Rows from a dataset
|---|

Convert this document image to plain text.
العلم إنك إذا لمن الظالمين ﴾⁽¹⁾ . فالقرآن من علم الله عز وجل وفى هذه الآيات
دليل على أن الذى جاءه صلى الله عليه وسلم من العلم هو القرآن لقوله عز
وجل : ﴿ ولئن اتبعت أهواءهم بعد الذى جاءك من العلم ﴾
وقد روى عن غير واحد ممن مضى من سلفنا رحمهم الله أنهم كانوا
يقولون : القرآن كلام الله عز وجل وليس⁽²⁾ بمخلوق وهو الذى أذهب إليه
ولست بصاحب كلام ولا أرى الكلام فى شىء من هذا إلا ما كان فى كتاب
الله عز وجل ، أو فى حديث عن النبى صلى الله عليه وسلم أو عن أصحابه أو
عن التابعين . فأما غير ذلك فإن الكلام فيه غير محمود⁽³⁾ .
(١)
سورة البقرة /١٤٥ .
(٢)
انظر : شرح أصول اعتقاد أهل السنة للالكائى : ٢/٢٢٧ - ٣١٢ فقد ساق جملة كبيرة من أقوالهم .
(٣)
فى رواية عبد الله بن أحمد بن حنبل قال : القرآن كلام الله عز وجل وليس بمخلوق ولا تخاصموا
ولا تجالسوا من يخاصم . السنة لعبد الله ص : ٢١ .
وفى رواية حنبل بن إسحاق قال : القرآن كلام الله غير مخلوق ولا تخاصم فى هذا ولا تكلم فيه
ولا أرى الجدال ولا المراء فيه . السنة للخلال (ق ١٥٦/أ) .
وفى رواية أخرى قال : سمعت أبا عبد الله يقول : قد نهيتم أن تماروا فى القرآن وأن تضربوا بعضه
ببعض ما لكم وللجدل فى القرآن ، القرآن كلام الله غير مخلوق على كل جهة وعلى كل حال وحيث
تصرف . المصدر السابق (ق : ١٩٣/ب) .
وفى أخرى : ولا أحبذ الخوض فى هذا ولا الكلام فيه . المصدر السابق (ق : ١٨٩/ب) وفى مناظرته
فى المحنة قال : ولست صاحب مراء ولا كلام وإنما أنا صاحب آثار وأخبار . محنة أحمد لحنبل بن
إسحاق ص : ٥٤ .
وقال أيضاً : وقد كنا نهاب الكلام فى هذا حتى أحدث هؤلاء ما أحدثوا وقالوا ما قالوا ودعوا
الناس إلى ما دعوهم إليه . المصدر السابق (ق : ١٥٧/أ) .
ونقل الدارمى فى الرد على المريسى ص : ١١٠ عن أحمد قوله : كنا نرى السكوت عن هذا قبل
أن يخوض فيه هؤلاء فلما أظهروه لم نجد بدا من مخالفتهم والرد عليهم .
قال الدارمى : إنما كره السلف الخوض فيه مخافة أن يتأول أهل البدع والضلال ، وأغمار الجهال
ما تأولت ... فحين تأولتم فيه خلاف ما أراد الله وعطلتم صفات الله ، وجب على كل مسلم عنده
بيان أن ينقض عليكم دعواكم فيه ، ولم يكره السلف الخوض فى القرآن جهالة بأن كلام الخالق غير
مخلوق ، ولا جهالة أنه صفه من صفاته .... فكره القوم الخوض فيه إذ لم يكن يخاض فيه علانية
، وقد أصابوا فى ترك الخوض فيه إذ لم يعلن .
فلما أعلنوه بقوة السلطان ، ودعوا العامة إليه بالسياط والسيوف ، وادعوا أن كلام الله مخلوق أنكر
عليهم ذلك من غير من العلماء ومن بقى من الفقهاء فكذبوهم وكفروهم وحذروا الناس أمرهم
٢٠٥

|---|

Each record above should be returned exactly as it appears.

## Result of this exercise
Convert this document image to plain text.
العلم إنك إذا لمن الظالمين ﴾⁽¹⁾ . فالقرآن من علم الله عز وجل وفى هذه الآيات
دليل على أن الذى جاءه صلى الله عليه وسلم من العلم هو القرآن لقوله عز
وجل : ﴿ ولئن اتبعت أهواءهم بعد الذى جاءك من العلم ﴾
وقد روى عن غير واحد ممن مضى من سلفنا رحمهم الله أنهم كانوا
يقولون : القرآن كلام الله عز وجل وليس⁽²⁾ بمخلوق وهو الذى أذهب إليه
ولست بصاحب كلام ولا أرى الكلام فى شىء من هذا إلا ما كان فى كتاب
الله عز وجل ، أو فى حديث عن النبى صلى الله عليه وسلم أو عن أصحابه أو
عن التابعين . فأما غير ذلك فإن الكلام فيه غير محمود⁽³⁾ .
(١)
سورة البقرة /١٤٥ .
(٢)
انظر : شرح أصول اعتقاد أهل السنة للالكائى : ٢/٢٢٧ - ٣١٢ فقد ساق جملة كبيرة من أقوالهم .
(٣)
فى رواية عبد الله بن أحمد بن حنبل قال : القرآن كلام الله عز وجل وليس بمخلوق ولا تخاصموا
ولا تجالسوا من يخاصم . السنة لعبد الله ص : ٢١ .
وفى رواية حنبل بن إسحاق قال : القرآن كلام الله غير مخلوق ولا تخاصم فى هذا ولا تكلم فيه
ولا أرى الجدال ولا المراء فيه . السنة للخلال (ق ١٥٦/أ) .
وفى رواية أخرى قال : سمعت أبا عبد الله يقول : قد نهيتم أن تماروا فى القرآن وأن تضربوا بعضه
ببعض ما لكم وللجدل فى القرآن ، القرآن كلام الله غير مخلوق على كل جهة وعلى كل حال وحيث
تصرف . المصدر السابق (ق : ١٩٣/ب) .
وفى أخرى : ولا أحبذ الخوض فى هذا ولا الكلام فيه . المصدر السابق (ق : ١٨٩/ب) وفى مناظرته
فى المحنة قال : ولست صاحب مراء ولا كلام وإنما أنا صاحب آثار وأخبار . محنة أحمد لحنبل بن
إسحاق ص : ٥٤ .
وقال أيضاً : وقد كنا نهاب الكلام فى هذا حتى أحدث هؤلاء ما أحدثوا وقالوا ما قالوا ودعوا
الناس إلى ما دعوهم إليه . المصدر السابق (ق : ١٥٧/أ) .
ونقل الدارمى فى الرد على المريسى ص : ١١٠ عن أحمد قوله : كنا نرى السكوت عن هذا قبل
أن يخوض فيه هؤلاء فلما أظهروه لم نجد بدا من مخالفتهم والرد عليهم .
قال الدارمى : إنما كره السلف الخوض فيه مخافة أن يتأول أهل البدع والضلال ، وأغمار الجهال
ما تأولت ... فحين تأولتم فيه خلاف ما أراد الله وعطلتم صفات الله ، وجب على كل مسلم عنده
بيان أن ينقض عليكم دعواكم فيه ، ولم يكره السلف الخوض فى القرآن جهالة بأن كلام الخالق غير
مخلوق ، ولا جهالة أنه صفه من صفاته .... فكره القوم الخوض فيه إذ لم يكن يخاض فيه علانية
، وقد أصابوا فى ترك الخوض فيه إذ لم يعلن .
فلما أعلنوه بقوة السلطان ، ودعوا العامة إليه بالسياط والسيوف ، وادعوا أن كلام الله مخلوق أنكر
عليهم ذلك من غير من العلماء ومن بقى من الفقهاء فكذبوهم وكفروهم وحذروا الناس أمرهم
٢٠٥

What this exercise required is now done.